=== Provided passage ===

My question is did Luckyluke have his name and phone number on the gear? If not, when does something found on the river become stealing versus salvageable river booty?

Earlier this year, we were at the Poudre park take out. Some guys came up and forgot some stuff, no name, etc. We saw them leave, we hung out for quite along time, and before leaving, we found their stuff and figured it was theirs. I picked it up because you knew someone was going to take it. My intentions from the get go was to return the stuff to the owner.

There was no name the gear or I would haved called him right away to return it to him, the right thing to do and good karma. So I posted it on the buzz to find the owner and Royaldouchebag (funny buzz name) contacted me as it was his stuff. He was glad I had it and I was glad to get it to him. So to not pick up found gear is not always the right answer because the next person who might have found it may not have had the same intentions of returning it. 

To me, if gear is found and there is no name on it and you make an honest attempt to return it with no contact from the owner, I would consider it found river booty. Hopefully, for Luckyluke, someone makes a lost and found post or reads this post so he gets his stuff back.


----------



## cadster (May 1, 2005)

This reflects a "Leave No Trace" ethic that applies to wilderness. Thinking of Browns Canyon as a wilderness is probably a stretch for a lot of folks.

This issue has been brought up for stashes left in the Black Canyon, too, which should be easier for the majority to see as wilderness.

If I'm in a place to enjoy nature, I'd consider gear or trash left behind in an obvious place obnoxious and remove it.



JDHOG72 said:


> How about don't leave your shit next to the river! The world is not your trash can/storage shed! If everyone left their stuff next to the river it would start looking like the land fill or any river/road in a third world country. Sorry you lost your stuff but maybe it will teach you not to litter.


----------



## randomnature (Jun 10, 2007)

*Hatin'*

Don't rip on the East Coast or people from there, ripnskier.

===

What is asked: Which forum usernames appear in the river gear thread, counting both the posters and anyone they mention?

=== Raw records ===

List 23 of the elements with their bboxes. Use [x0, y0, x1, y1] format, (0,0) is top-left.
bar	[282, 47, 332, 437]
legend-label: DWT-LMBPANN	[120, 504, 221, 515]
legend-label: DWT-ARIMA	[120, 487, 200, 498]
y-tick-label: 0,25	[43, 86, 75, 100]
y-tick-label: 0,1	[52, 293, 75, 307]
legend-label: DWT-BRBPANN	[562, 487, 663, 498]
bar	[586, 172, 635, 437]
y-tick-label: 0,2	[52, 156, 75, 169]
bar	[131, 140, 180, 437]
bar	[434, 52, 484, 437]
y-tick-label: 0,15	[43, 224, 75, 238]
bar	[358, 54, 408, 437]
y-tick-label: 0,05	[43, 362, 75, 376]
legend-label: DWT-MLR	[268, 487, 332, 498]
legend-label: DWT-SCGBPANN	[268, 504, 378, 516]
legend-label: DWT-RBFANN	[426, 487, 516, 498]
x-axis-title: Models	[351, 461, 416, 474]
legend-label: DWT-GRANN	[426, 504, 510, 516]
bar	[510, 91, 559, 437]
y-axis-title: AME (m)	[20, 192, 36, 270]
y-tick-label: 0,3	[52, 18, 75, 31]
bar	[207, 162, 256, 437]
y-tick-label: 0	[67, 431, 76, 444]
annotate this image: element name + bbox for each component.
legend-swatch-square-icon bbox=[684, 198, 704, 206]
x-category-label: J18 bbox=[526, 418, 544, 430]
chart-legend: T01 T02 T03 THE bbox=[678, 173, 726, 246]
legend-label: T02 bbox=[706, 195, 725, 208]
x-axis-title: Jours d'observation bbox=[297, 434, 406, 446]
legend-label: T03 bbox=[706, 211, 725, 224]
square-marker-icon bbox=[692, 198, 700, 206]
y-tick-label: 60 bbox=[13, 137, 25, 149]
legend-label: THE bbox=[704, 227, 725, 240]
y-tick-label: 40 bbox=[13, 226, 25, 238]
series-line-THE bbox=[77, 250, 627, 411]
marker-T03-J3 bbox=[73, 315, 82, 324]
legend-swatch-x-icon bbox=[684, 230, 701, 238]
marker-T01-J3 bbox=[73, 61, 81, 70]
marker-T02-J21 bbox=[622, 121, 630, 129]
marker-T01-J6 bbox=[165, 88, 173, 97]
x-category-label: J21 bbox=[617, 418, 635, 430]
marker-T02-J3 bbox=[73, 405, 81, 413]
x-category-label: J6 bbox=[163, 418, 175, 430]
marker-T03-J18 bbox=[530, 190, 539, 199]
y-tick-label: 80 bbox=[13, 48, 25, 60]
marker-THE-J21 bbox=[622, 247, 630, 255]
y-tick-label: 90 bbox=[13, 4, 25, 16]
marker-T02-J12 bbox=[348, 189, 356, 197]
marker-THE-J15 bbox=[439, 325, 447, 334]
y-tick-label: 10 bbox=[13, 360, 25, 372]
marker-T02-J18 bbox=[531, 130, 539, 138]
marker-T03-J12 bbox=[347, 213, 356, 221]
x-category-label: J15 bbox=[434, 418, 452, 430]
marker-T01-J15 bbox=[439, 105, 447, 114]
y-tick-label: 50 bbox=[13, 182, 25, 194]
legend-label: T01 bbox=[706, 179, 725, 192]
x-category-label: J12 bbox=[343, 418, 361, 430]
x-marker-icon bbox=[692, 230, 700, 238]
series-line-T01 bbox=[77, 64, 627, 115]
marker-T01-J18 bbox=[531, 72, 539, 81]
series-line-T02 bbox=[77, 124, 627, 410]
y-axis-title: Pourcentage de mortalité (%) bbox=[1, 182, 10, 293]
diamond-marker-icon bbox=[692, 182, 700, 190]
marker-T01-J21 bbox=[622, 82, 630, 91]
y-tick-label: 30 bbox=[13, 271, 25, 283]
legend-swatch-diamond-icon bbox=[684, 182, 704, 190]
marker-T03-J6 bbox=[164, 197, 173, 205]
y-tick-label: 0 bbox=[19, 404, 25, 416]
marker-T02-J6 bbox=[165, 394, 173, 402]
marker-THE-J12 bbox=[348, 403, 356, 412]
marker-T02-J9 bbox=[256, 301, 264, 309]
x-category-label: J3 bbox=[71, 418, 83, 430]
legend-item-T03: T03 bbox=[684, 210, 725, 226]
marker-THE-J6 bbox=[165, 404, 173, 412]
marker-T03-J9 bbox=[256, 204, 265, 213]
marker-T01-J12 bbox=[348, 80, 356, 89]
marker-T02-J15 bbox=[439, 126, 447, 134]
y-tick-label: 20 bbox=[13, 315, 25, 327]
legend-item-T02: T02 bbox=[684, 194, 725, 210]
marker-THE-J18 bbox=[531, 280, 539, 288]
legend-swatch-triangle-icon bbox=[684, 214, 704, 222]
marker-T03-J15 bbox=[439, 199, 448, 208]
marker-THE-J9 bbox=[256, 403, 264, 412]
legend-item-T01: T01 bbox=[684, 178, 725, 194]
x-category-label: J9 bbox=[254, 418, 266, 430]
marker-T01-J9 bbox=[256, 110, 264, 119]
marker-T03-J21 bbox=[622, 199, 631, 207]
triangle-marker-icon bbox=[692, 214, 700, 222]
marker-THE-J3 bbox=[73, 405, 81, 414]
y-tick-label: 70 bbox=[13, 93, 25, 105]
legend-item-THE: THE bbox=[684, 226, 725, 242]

===

Task result: Luckyluke, Royaldouchebag, cadster, JDHOG72, randomnature, ripnskier